* _GOAL OF THE EXERCISE_:
Leaving the pictures aside, transcribe every line below exactly.
------ THE RECORDS
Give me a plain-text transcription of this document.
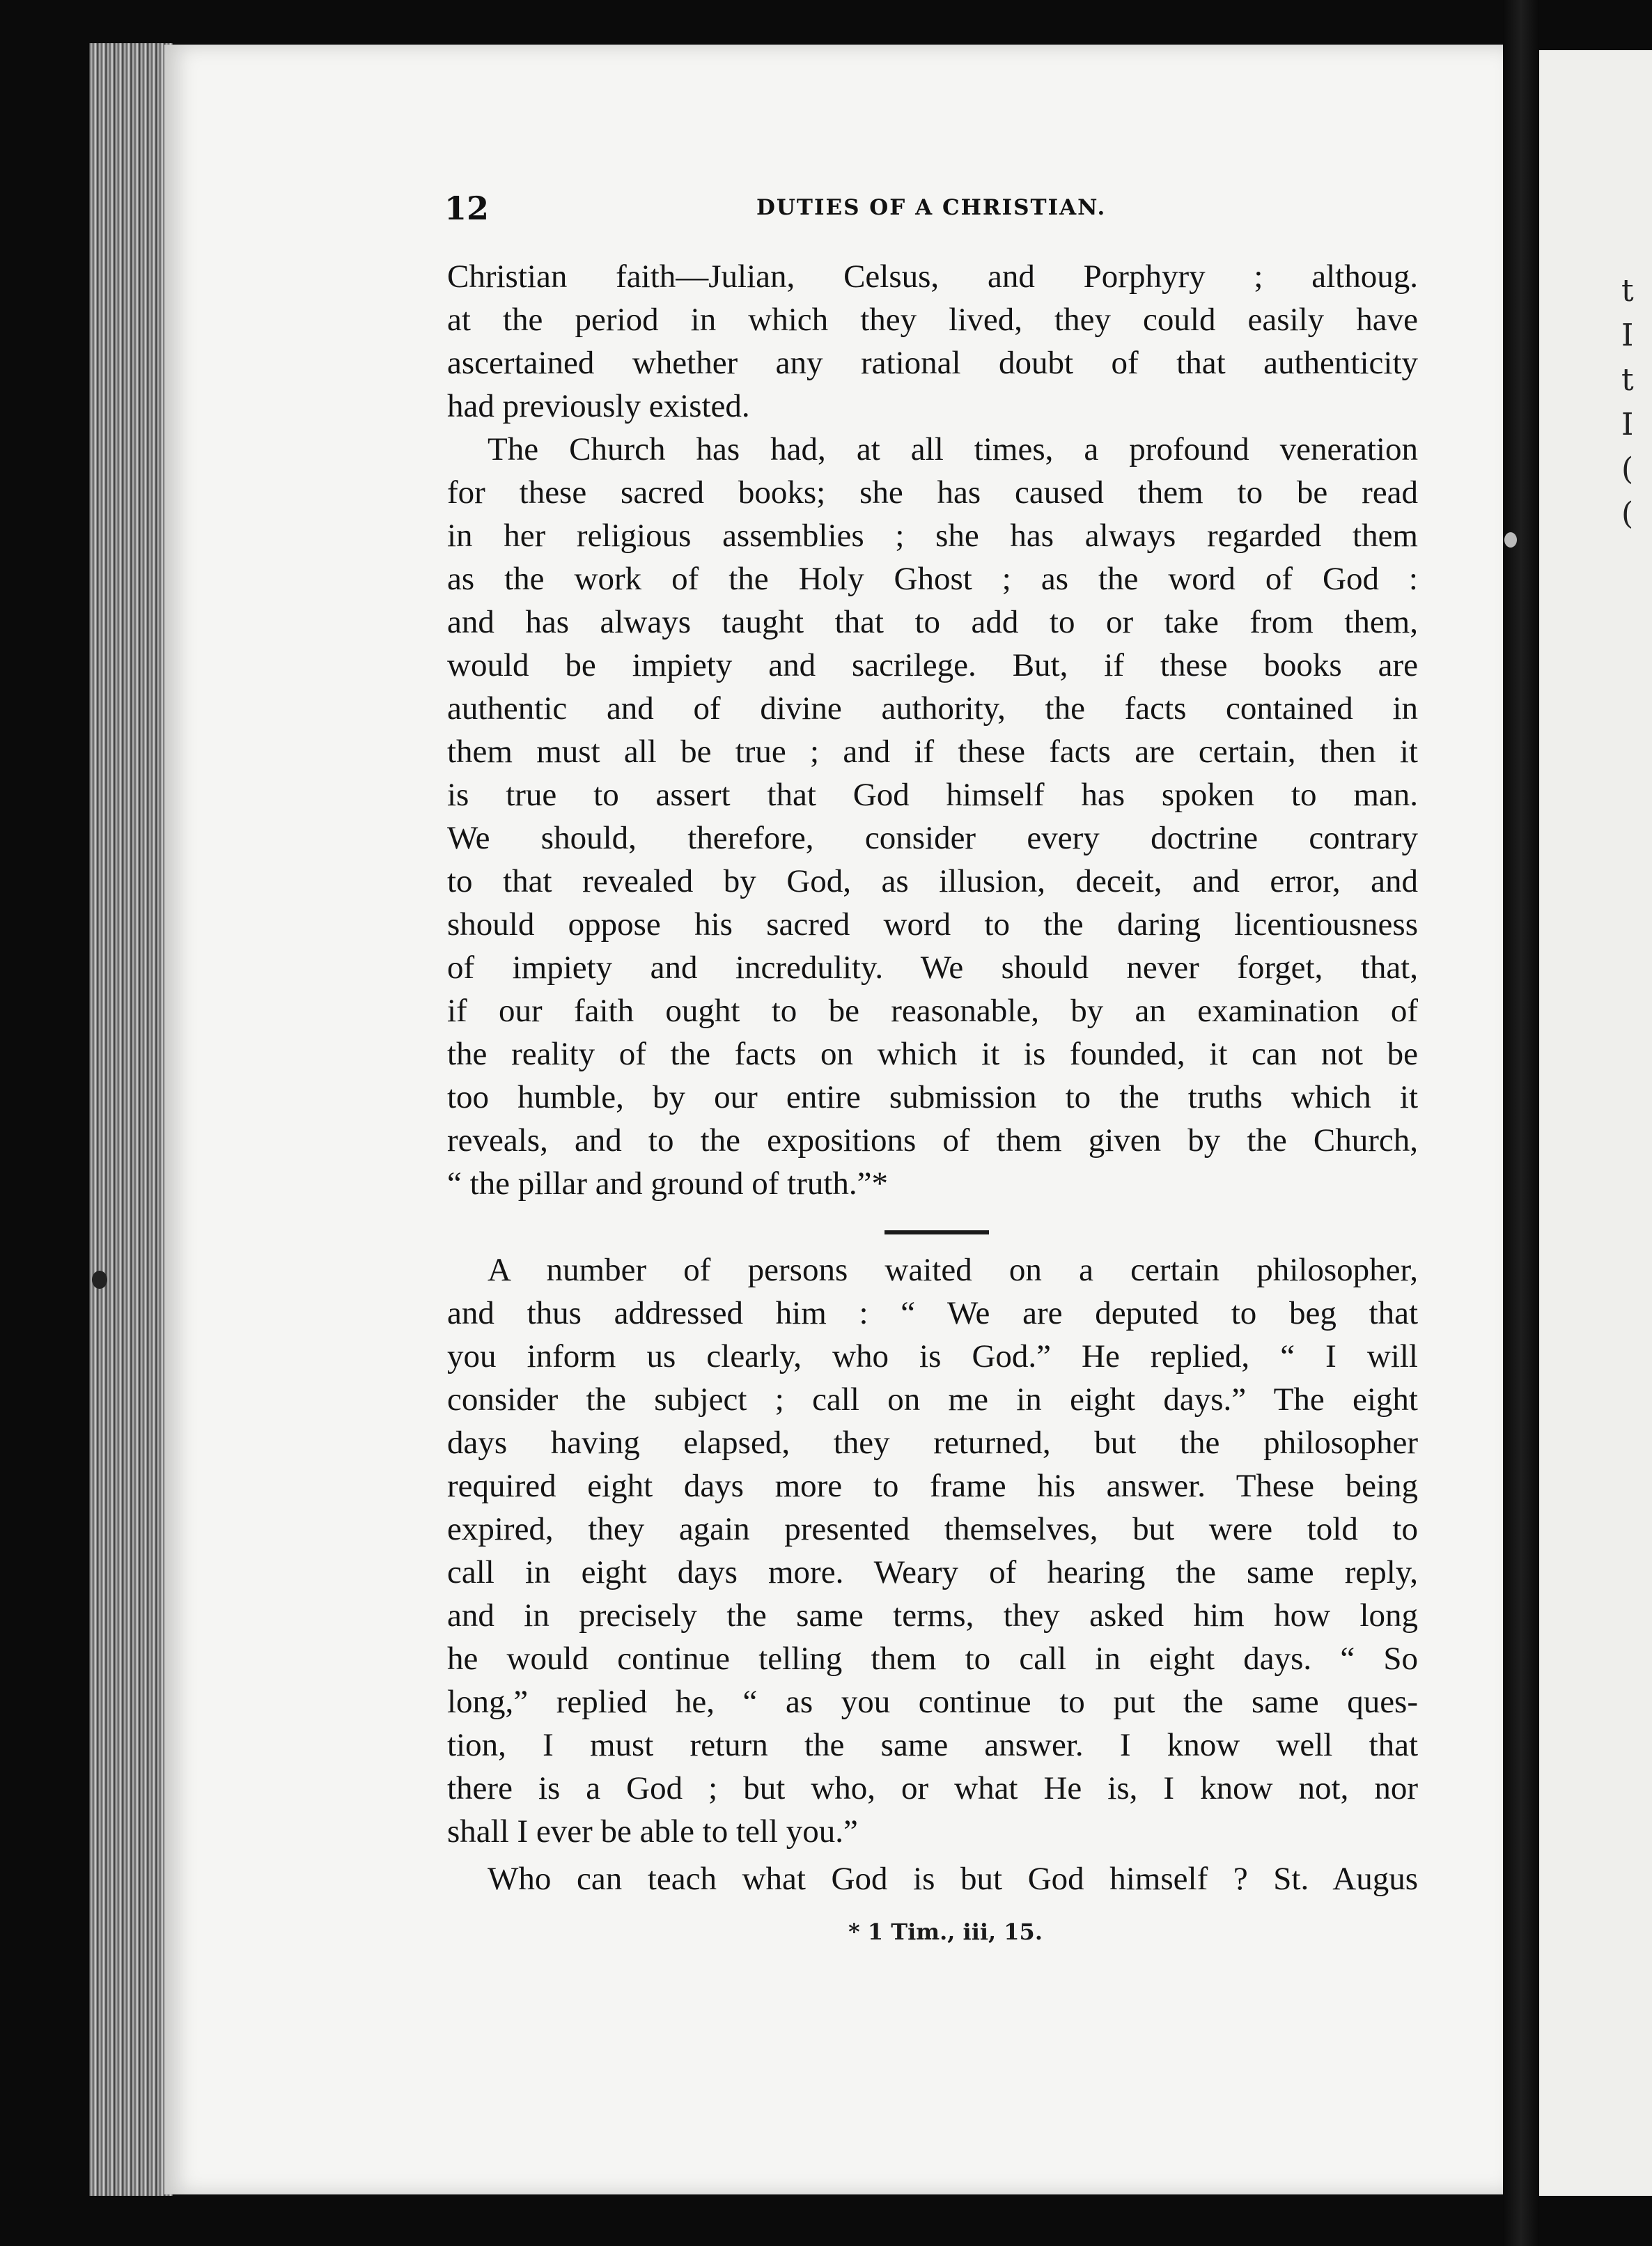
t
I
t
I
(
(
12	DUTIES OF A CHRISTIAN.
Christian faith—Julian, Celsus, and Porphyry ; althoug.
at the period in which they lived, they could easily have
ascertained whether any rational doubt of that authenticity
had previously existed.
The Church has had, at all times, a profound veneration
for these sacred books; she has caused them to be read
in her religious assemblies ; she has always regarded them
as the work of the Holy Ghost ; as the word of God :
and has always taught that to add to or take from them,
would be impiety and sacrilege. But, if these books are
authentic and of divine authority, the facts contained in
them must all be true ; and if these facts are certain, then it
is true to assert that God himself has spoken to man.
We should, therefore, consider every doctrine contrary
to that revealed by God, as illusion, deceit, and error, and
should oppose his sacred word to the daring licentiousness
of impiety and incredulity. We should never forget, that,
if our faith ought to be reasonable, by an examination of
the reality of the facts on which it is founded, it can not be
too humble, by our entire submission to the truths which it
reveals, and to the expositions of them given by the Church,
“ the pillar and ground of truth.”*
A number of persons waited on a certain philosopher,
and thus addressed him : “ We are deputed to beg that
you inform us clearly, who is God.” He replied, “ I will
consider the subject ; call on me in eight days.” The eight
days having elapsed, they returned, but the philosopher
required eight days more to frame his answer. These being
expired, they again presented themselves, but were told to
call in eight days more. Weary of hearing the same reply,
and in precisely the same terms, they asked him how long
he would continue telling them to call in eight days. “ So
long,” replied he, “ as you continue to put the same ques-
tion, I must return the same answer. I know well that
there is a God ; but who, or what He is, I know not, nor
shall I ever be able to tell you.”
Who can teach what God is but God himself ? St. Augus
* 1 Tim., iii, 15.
------------
* _ANSWER FOR THIS EXERCISE_:
Give me a plain-text transcription of this document.
t
I
t
I
(
(
12	DUTIES OF A CHRISTIAN.
Christian faith—Julian, Celsus, and Porphyry ; althoug.
at the period in which they lived, they could easily have
ascertained whether any rational doubt of that authenticity
had previously existed.
The Church has had, at all times, a profound veneration
for these sacred books; she has caused them to be read
in her religious assemblies ; she has always regarded them
as the work of the Holy Ghost ; as the word of God :
and has always taught that to add to or take from them,
would be impiety and sacrilege. But, if these books are
authentic and of divine authority, the facts contained in
them must all be true ; and if these facts are certain, then it
is true to assert that God himself has spoken to man.
We should, therefore, consider every doctrine contrary
to that revealed by God, as illusion, deceit, and error, and
should oppose his sacred word to the daring licentiousness
of impiety and incredulity. We should never forget, that,
if our faith ought to be reasonable, by an examination of
the reality of the facts on which it is founded, it can not be
too humble, by our entire submission to the truths which it
reveals, and to the expositions of them given by the Church,
“ the pillar and ground of truth.”*
A number of persons waited on a certain philosopher,
and thus addressed him : “ We are deputed to beg that
you inform us clearly, who is God.” He replied, “ I will
consider the subject ; call on me in eight days.” The eight
days having elapsed, they returned, but the philosopher
required eight days more to frame his answer. These being
expired, they again presented themselves, but were told to
call in eight days more. Weary of hearing the same reply,
and in precisely the same terms, they asked him how long
he would continue telling them to call in eight days. “ So
long,” replied he, “ as you continue to put the same ques-
tion, I must return the same answer. I know well that
there is a God ; but who, or what He is, I know not, nor
shall I ever be able to tell you.”
Who can teach what God is but God himself ? St. Augus
* 1 Tim., iii, 15.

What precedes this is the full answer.